Figure collection entries:
******************************

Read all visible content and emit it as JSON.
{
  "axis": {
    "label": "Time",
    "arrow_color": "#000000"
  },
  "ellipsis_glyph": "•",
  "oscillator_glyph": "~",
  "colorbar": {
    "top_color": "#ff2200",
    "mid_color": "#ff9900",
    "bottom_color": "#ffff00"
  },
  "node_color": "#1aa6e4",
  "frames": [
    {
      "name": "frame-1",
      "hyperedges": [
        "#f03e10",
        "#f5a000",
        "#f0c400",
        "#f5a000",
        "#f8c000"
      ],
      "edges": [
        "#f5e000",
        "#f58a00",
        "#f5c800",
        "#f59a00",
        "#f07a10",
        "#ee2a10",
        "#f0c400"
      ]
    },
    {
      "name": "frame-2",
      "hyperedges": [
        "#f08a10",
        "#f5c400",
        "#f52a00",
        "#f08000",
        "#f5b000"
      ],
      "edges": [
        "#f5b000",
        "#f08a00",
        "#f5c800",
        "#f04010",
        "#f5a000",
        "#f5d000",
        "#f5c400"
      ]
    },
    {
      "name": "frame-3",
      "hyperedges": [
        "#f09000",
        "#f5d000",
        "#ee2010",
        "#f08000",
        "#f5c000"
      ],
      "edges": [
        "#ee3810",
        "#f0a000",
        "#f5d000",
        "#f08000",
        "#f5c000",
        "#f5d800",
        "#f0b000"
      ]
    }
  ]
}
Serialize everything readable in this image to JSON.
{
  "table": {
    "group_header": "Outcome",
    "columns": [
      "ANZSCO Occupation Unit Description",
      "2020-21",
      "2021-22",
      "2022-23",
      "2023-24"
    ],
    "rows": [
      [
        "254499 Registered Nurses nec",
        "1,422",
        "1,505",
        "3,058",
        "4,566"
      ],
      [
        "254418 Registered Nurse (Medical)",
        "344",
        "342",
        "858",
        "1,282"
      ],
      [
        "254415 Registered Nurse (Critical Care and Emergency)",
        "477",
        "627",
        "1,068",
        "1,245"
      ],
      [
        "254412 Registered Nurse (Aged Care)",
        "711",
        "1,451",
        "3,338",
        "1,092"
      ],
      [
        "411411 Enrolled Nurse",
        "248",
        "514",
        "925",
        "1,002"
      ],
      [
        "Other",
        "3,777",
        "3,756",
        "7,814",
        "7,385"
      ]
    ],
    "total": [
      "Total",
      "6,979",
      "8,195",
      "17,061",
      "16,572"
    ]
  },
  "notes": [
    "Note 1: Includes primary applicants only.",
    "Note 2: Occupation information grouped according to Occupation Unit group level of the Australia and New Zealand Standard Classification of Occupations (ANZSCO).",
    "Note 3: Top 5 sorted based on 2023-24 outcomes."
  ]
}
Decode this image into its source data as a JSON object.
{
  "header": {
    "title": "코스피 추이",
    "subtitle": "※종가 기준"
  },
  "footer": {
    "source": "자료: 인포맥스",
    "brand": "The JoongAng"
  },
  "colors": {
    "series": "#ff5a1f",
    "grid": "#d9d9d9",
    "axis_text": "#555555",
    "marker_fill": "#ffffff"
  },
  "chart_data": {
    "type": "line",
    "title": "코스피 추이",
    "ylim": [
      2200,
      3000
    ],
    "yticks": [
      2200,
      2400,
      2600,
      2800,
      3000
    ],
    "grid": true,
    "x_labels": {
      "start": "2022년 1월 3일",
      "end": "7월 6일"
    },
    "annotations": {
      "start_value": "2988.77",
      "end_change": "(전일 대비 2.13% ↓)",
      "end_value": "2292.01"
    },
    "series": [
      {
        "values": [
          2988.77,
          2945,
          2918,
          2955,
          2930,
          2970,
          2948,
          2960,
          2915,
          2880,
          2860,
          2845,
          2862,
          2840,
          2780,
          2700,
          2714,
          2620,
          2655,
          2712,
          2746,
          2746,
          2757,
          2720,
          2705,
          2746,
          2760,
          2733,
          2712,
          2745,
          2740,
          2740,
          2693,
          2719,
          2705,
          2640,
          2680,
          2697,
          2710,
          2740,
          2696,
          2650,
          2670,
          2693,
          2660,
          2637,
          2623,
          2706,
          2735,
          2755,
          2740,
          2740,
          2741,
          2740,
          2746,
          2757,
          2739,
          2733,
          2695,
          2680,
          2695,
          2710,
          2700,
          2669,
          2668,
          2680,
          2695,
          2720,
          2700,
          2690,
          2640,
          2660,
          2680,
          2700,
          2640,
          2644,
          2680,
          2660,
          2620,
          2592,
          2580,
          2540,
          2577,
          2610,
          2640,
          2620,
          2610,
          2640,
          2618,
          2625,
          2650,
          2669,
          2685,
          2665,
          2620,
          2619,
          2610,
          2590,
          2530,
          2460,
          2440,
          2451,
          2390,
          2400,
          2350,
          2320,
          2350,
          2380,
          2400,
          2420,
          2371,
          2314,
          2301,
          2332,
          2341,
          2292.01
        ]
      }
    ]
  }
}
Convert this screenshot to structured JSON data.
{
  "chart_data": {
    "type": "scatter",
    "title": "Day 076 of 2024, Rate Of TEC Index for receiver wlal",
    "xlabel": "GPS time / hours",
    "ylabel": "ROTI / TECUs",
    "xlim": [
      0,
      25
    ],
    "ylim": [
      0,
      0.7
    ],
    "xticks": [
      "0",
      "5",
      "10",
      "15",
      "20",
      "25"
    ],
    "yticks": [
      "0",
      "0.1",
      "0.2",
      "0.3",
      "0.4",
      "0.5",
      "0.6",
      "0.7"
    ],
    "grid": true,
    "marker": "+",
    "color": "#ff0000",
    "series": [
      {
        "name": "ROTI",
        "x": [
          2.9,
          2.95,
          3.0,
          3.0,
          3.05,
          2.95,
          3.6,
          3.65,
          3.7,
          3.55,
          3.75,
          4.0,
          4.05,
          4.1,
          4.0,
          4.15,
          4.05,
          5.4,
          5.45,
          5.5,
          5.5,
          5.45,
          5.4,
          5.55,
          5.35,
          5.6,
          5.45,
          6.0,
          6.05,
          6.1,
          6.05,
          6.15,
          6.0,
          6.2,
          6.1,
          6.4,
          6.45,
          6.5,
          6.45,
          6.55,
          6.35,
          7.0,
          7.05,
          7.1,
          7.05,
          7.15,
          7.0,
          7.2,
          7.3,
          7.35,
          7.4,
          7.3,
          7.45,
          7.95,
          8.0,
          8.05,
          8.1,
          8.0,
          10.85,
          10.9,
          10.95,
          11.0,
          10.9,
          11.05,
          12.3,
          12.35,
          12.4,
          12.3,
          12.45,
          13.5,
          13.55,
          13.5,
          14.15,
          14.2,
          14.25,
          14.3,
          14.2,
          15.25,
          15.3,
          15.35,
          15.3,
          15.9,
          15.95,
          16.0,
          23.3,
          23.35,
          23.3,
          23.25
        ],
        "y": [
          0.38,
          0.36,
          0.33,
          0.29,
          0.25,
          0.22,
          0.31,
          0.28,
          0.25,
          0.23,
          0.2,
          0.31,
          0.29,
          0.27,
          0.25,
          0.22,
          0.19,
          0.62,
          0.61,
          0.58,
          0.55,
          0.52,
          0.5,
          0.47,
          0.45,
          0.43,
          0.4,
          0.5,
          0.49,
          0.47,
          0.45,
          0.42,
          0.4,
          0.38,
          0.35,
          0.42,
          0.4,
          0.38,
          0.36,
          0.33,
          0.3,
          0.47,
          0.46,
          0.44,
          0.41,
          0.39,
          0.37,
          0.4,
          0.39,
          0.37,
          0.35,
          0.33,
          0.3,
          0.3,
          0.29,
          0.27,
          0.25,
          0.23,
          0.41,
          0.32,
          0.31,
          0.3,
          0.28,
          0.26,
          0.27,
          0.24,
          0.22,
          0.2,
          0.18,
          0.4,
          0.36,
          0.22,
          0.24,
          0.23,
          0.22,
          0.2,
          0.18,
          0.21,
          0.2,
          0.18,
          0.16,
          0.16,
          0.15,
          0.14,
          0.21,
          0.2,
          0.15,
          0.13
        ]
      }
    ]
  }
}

******************************

> [DO THIS]:
In the entries above, find each line with the word "Registered" and show it.

> [RESULT OF THE EXERCISE]:
        "254499 Registered Nurses nec",
        "254418 Registered Nurse (Medical)",
        "254415 Registered Nurse (Critical Care and Emergency)",
        "254412 Registered Nurse (Aged Care)",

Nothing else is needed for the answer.